#### [A run of records]
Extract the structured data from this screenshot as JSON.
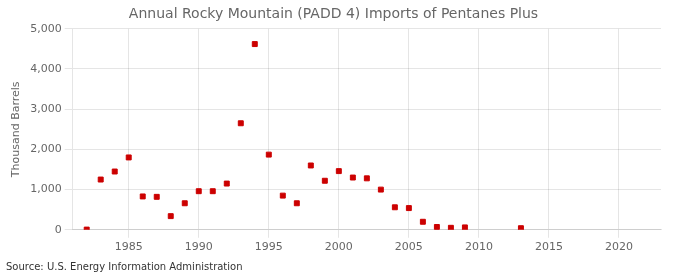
{
  "chart_data": {
    "type": "scatter",
    "title": "Annual Rocky Mountain (PADD 4) Imports of Pentanes Plus",
    "ylabel": "Thousand Barrels",
    "annotations": [
      {
        "text": "Source: U.S. Energy Information Administration"
      }
    ],
    "x": [
      1982,
      1983,
      1984,
      1985,
      1986,
      1987,
      1988,
      1989,
      1990,
      1991,
      1992,
      1993,
      1994,
      1995,
      1996,
      1997,
      1998,
      1999,
      2000,
      2001,
      2002,
      2003,
      2004,
      2005,
      2006,
      2007,
      2008,
      2009,
      2013
    ],
    "values": [
      5,
      1250,
      1450,
      1800,
      830,
      820,
      340,
      660,
      960,
      960,
      1150,
      2650,
      4620,
      1870,
      850,
      660,
      1600,
      1220,
      1460,
      1300,
      1280,
      1000,
      560,
      540,
      200,
      70,
      50,
      60,
      40
    ],
    "color": "#cc0000",
    "marker": "square",
    "xlim": [
      1981,
      2023
    ],
    "xticks": [
      1985,
      1990,
      1995,
      2000,
      2005,
      2010,
      2015,
      2020
    ],
    "ylim": [
      0,
      5000
    ],
    "yticks": [
      0,
      {
        "value": 1000,
        "label": "1,000"
      },
      {
        "value": 2000,
        "label": "2,000"
      },
      {
        "value": 3000,
        "label": "3,000"
      },
      {
        "value": 4000,
        "label": "4,000"
      },
      {
        "value": 5000,
        "label": "5,000"
      }
    ],
    "grid": true
  }
}
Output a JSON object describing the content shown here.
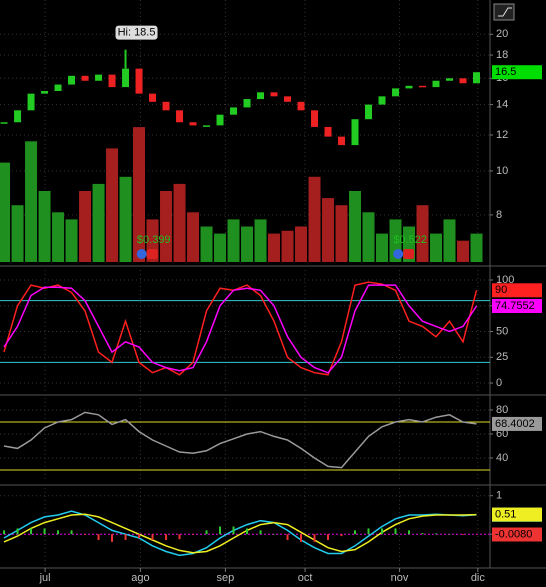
{
  "chart_data": [
    {
      "type": "candlestick",
      "values": [
        12.8,
        13.6,
        14.8,
        15.0,
        15.5,
        16.2,
        15.8,
        16.3,
        15.3,
        16.8,
        14.8,
        14.2,
        13.6,
        12.8,
        12.6,
        12.6,
        13.3,
        13.8,
        14.4,
        14.9,
        14.6,
        14.2,
        13.6,
        12.5,
        11.9,
        11.4,
        13.0,
        14.0,
        14.6,
        15.2,
        15.4,
        15.3,
        15.8,
        16.0,
        15.6,
        16.5
      ],
      "volume": [
        70,
        40,
        85,
        50,
        35,
        30,
        50,
        55,
        80,
        60,
        95,
        30,
        50,
        55,
        35,
        25,
        20,
        30,
        25,
        30,
        20,
        22,
        25,
        60,
        45,
        40,
        50,
        35,
        20,
        30,
        25,
        40,
        20,
        30,
        15,
        20
      ],
      "volume_ylim": [
        0,
        100
      ],
      "ylim": [
        6.3,
        23.8
      ],
      "log_scale": true,
      "yticks": [
        8,
        10,
        12,
        14,
        16,
        18,
        20
      ],
      "xlim": [
        -0.3,
        36
      ],
      "grid": true,
      "up_color": "#22cc22",
      "down_color": "#ee2222",
      "volume_up_color": "#1f8f1f",
      "volume_down_color": "#a51f1f",
      "last_color": "#00dd00",
      "annotation": {
        "label": "Hi: 18.5",
        "value": 18.5,
        "x": 9
      },
      "dividends": [
        {
          "label": "$0.399",
          "x": 10.2
        },
        {
          "label": "$0.522",
          "x": 29.2
        }
      ]
    },
    {
      "type": "line",
      "ylim": [
        -8.7,
        109.7
      ],
      "yticks": [
        0,
        25,
        50,
        75,
        100
      ],
      "xlim": [
        -0.3,
        36
      ],
      "grid": true,
      "hlines": [
        20,
        80
      ],
      "hline_color": "#33cccc",
      "series": [
        {
          "color": "#ff2020",
          "values": [
            30,
            75,
            95,
            92,
            95,
            88,
            70,
            30,
            20,
            60,
            20,
            10,
            15,
            8,
            20,
            70,
            92,
            90,
            95,
            85,
            60,
            25,
            15,
            10,
            8,
            40,
            95,
            98,
            96,
            90,
            60,
            55,
            45,
            60,
            40,
            90
          ]
        },
        {
          "color": "#ff00ff",
          "values": [
            35,
            55,
            85,
            93,
            93,
            92,
            80,
            55,
            30,
            40,
            35,
            20,
            15,
            12,
            15,
            40,
            75,
            90,
            92,
            90,
            75,
            45,
            25,
            15,
            10,
            25,
            70,
            95,
            95,
            95,
            75,
            60,
            55,
            50,
            55,
            74.7552
          ]
        }
      ]
    },
    {
      "type": "line",
      "ylim": [
        20,
        90
      ],
      "yticks": [
        40,
        60,
        80
      ],
      "xlim": [
        -0.3,
        36
      ],
      "grid": true,
      "hlines": [
        30,
        70
      ],
      "hline_color": "#dddd22",
      "series": [
        {
          "color": "#9a9a9a",
          "values": [
            50,
            48,
            55,
            65,
            70,
            72,
            78,
            76,
            68,
            72,
            62,
            55,
            50,
            45,
            44,
            46,
            52,
            56,
            60,
            62,
            58,
            55,
            48,
            40,
            33,
            32,
            45,
            58,
            66,
            70,
            72,
            70,
            74,
            76,
            70,
            68.4002
          ]
        }
      ]
    },
    {
      "type": "line",
      "ylim": [
        -0.8,
        1.2
      ],
      "yticks": [
        0,
        1
      ],
      "xlim": [
        -0.3,
        36
      ],
      "grid": true,
      "xticks": [
        {
          "value": 3.04,
          "label": "jul"
        },
        {
          "value": 10.1,
          "label": "ago"
        },
        {
          "value": 16.4,
          "label": "sep"
        },
        {
          "value": 22.3,
          "label": "oct"
        },
        {
          "value": 29.3,
          "label": "nov"
        },
        {
          "value": 35.1,
          "label": "dic"
        }
      ],
      "series": [
        {
          "color": "#22ccee",
          "values": [
            -0.1,
            0.1,
            0.3,
            0.45,
            0.5,
            0.6,
            0.5,
            0.3,
            0.1,
            0.0,
            -0.1,
            -0.3,
            -0.45,
            -0.55,
            -0.5,
            -0.35,
            -0.1,
            0.1,
            0.25,
            0.35,
            0.3,
            0.1,
            -0.15,
            -0.35,
            -0.5,
            -0.5,
            -0.3,
            -0.05,
            0.2,
            0.4,
            0.5,
            0.5,
            0.52,
            0.5,
            0.48,
            0.50567
          ]
        },
        {
          "color": "#eeee22",
          "values": [
            -0.2,
            -0.05,
            0.15,
            0.3,
            0.4,
            0.5,
            0.52,
            0.45,
            0.3,
            0.15,
            0.0,
            -0.15,
            -0.3,
            -0.42,
            -0.48,
            -0.45,
            -0.3,
            -0.1,
            0.1,
            0.25,
            0.3,
            0.25,
            0.05,
            -0.15,
            -0.35,
            -0.45,
            -0.4,
            -0.2,
            0.05,
            0.25,
            0.4,
            0.47,
            0.5,
            0.5,
            0.5,
            0.51
          ]
        },
        {
          "type": "bar",
          "color": "#ee3333",
          "up_color": "#33cc33",
          "values": [
            0.1,
            0.15,
            0.15,
            0.15,
            0.1,
            0.1,
            -0.02,
            -0.15,
            -0.2,
            -0.15,
            -0.1,
            -0.15,
            -0.15,
            -0.13,
            -0.02,
            0.1,
            0.2,
            0.2,
            0.15,
            0.1,
            0,
            -0.15,
            -0.2,
            -0.2,
            -0.15,
            -0.05,
            0.1,
            0.15,
            0.15,
            0.15,
            0.1,
            0.03,
            0.02,
            0,
            -0.02,
            -0.008
          ],
          "value_labels": [
            null,
            null,
            null,
            null,
            null,
            null,
            null,
            null,
            null,
            null,
            null,
            null,
            null,
            null,
            null,
            null,
            null,
            null,
            null,
            null,
            null,
            null,
            null,
            null,
            null,
            null,
            null,
            null,
            null,
            null,
            null,
            null,
            null,
            null,
            null,
            "-0.0080"
          ]
        }
      ]
    }
  ]
}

#### [Task goal]
Reproduce the data verbatim. Do not carry any picture into the copy.

#### [Output below]
Extract the structured data from this screenshot as JSON.
{
  "chart_data": {
    "type": "scatter",
    "title": "Annual Rocky Mountain (PADD 4) Imports of Pentanes Plus",
    "ylabel": "Thousand Barrels",
    "annotations": [
      {
        "text": "Source: U.S. Energy Information Administration"
      }
    ],
    "x": [
      1982,
      1983,
      1984,
      1985,
      1986,
      1987,
      1988,
      1989,
      1990,
      1991,
      1992,
      1993,
      1994,
      1995,
      1996,
      1997,
      1998,
      1999,
      2000,
      2001,
      2002,
      2003,
      2004,
      2005,
      2006,
      2007,
      2008,
      2009,
      2013
    ],
    "values": [
      5,
      1250,
      1450,
      1800,
      830,
      820,
      340,
      660,
      960,
      960,
      1150,
      2650,
      4620,
      1870,
      850,
      660,
      1600,
      1220,
      1460,
      1300,
      1280,
      1000,
      560,
      540,
      200,
      70,
      50,
      60,
      40
    ],
    "color": "#cc0000",
    "marker": "square",
    "xlim": [
      1981,
      2023
    ],
    "xticks": [
      1985,
      1990,
      1995,
      2000,
      2005,
      2010,
      2015,
      2020
    ],
    "ylim": [
      0,
      5000
    ],
    "yticks": [
      0,
      {
        "value": 1000,
        "label": "1,000"
      },
      {
        "value": 2000,
        "label": "2,000"
      },
      {
        "value": 3000,
        "label": "3,000"
      },
      {
        "value": 4000,
        "label": "4,000"
      },
      {
        "value": 5000,
        "label": "5,000"
      }
    ],
    "grid": true
  }
}
Output a JSON object describing the content shown here.
{
  "chart_data": [
    {
      "type": "candlestick",
      "values": [
        12.8,
        13.6,
        14.8,
        15.0,
        15.5,
        16.2,
        15.8,
        16.3,
        15.3,
        16.8,
        14.8,
        14.2,
        13.6,
        12.8,
        12.6,
        12.6,
        13.3,
        13.8,
        14.4,
        14.9,
        14.6,
        14.2,
        13.6,
        12.5,
        11.9,
        11.4,
        13.0,
        14.0,
        14.6,
        15.2,
        15.4,
        15.3,
        15.8,
        16.0,
        15.6,
        16.5
      ],
      "volume": [
        70,
        40,
        85,
        50,
        35,
        30,
        50,
        55,
        80,
        60,
        95,
        30,
        50,
        55,
        35,
        25,
        20,
        30,
        25,
        30,
        20,
        22,
        25,
        60,
        45,
        40,
        50,
        35,
        20,
        30,
        25,
        40,
        20,
        30,
        15,
        20
      ],
      "volume_ylim": [
        0,
        100
      ],
      "ylim": [
        6.3,
        23.8
      ],
      "log_scale": true,
      "yticks": [
        8,
        10,
        12,
        14,
        16,
        18,
        20
      ],
      "xlim": [
        -0.3,
        36
      ],
      "grid": true,
      "up_color": "#22cc22",
      "down_color": "#ee2222",
      "volume_up_color": "#1f8f1f",
      "volume_down_color": "#a51f1f",
      "last_color": "#00dd00",
      "annotation": {
        "label": "Hi: 18.5",
        "value": 18.5,
        "x": 9
      },
      "dividends": [
        {
          "label": "$0.399",
          "x": 10.2
        },
        {
          "label": "$0.522",
          "x": 29.2
        }
      ]
    },
    {
      "type": "line",
      "ylim": [
        -8.7,
        109.7
      ],
      "yticks": [
        0,
        25,
        50,
        75,
        100
      ],
      "xlim": [
        -0.3,
        36
      ],
      "grid": true,
      "hlines": [
        20,
        80
      ],
      "hline_color": "#33cccc",
      "series": [
        {
          "color": "#ff2020",
          "values": [
            30,
            75,
            95,
            92,
            95,
            88,
            70,
            30,
            20,
            60,
            20,
            10,
            15,
            8,
            20,
            70,
            92,
            90,
            95,
            85,
            60,
            25,
            15,
            10,
            8,
            40,
            95,
            98,
            96,
            90,
            60,
            55,
            45,
            60,
            40,
            90
          ]
        },
        {
          "color": "#ff00ff",
          "values": [
            35,
            55,
            85,
            93,
            93,
            92,
            80,
            55,
            30,
            40,
            35,
            20,
            15,
            12,
            15,
            40,
            75,
            90,
            92,
            90,
            75,
            45,
            25,
            15,
            10,
            25,
            70,
            95,
            95,
            95,
            75,
            60,
            55,
            50,
            55,
            74.7552
          ]
        }
      ]
    },
    {
      "type": "line",
      "ylim": [
        20,
        90
      ],
      "yticks": [
        40,
        60,
        80
      ],
      "xlim": [
        -0.3,
        36
      ],
      "grid": true,
      "hlines": [
        30,
        70
      ],
      "hline_color": "#dddd22",
      "series": [
        {
          "color": "#9a9a9a",
          "values": [
            50,
            48,
            55,
            65,
            70,
            72,
            78,
            76,
            68,
            72,
            62,
            55,
            50,
            45,
            44,
            46,
            52,
            56,
            60,
            62,
            58,
            55,
            48,
            40,
            33,
            32,
            45,
            58,
            66,
            70,
            72,
            70,
            74,
            76,
            70,
            68.4002
          ]
        }
      ]
    },
    {
      "type": "line",
      "ylim": [
        -0.8,
        1.2
      ],
      "yticks": [
        0,
        1
      ],
      "xlim": [
        -0.3,
        36
      ],
      "grid": true,
      "xticks": [
        {
          "value": 3.04,
          "label": "jul"
        },
        {
          "value": 10.1,
          "label": "ago"
        },
        {
          "value": 16.4,
          "label": "sep"
        },
        {
          "value": 22.3,
          "label": "oct"
        },
        {
          "value": 29.3,
          "label": "nov"
        },
        {
          "value": 35.1,
          "label": "dic"
        }
      ],
      "series": [
        {
          "color": "#22ccee",
          "values": [
            -0.1,
            0.1,
            0.3,
            0.45,
            0.5,
            0.6,
            0.5,
            0.3,
            0.1,
            0.0,
            -0.1,
            -0.3,
            -0.45,
            -0.55,
            -0.5,
            -0.35,
            -0.1,
            0.1,
            0.25,
            0.35,
            0.3,
            0.1,
            -0.15,
            -0.35,
            -0.5,
            -0.5,
            -0.3,
            -0.05,
            0.2,
            0.4,
            0.5,
            0.5,
            0.52,
            0.5,
            0.48,
            0.50567
          ]
        },
        {
          "color": "#eeee22",
          "values": [
            -0.2,
            -0.05,
            0.15,
            0.3,
            0.4,
            0.5,
            0.52,
            0.45,
            0.3,
            0.15,
            0.0,
            -0.15,
            -0.3,
            -0.42,
            -0.48,
            -0.45,
            -0.3,
            -0.1,
            0.1,
            0.25,
            0.3,
            0.25,
            0.05,
            -0.15,
            -0.35,
            -0.45,
            -0.4,
            -0.2,
            0.05,
            0.25,
            0.4,
            0.47,
            0.5,
            0.5,
            0.5,
            0.51
          ]
        },
        {
          "type": "bar",
          "color": "#ee3333",
          "up_color": "#33cc33",
          "values": [
            0.1,
            0.15,
            0.15,
            0.15,
            0.1,
            0.1,
            -0.02,
            -0.15,
            -0.2,
            -0.15,
            -0.1,
            -0.15,
            -0.15,
            -0.13,
            -0.02,
            0.1,
            0.2,
            0.2,
            0.15,
            0.1,
            0,
            -0.15,
            -0.2,
            -0.2,
            -0.15,
            -0.05,
            0.1,
            0.15,
            0.15,
            0.15,
            0.1,
            0.03,
            0.02,
            0,
            -0.02,
            -0.008
          ],
          "value_labels": [
            null,
            null,
            null,
            null,
            null,
            null,
            null,
            null,
            null,
            null,
            null,
            null,
            null,
            null,
            null,
            null,
            null,
            null,
            null,
            null,
            null,
            null,
            null,
            null,
            null,
            null,
            null,
            null,
            null,
            null,
            null,
            null,
            null,
            null,
            null,
            "-0.0080"
          ]
        }
      ]
    }
  ]
}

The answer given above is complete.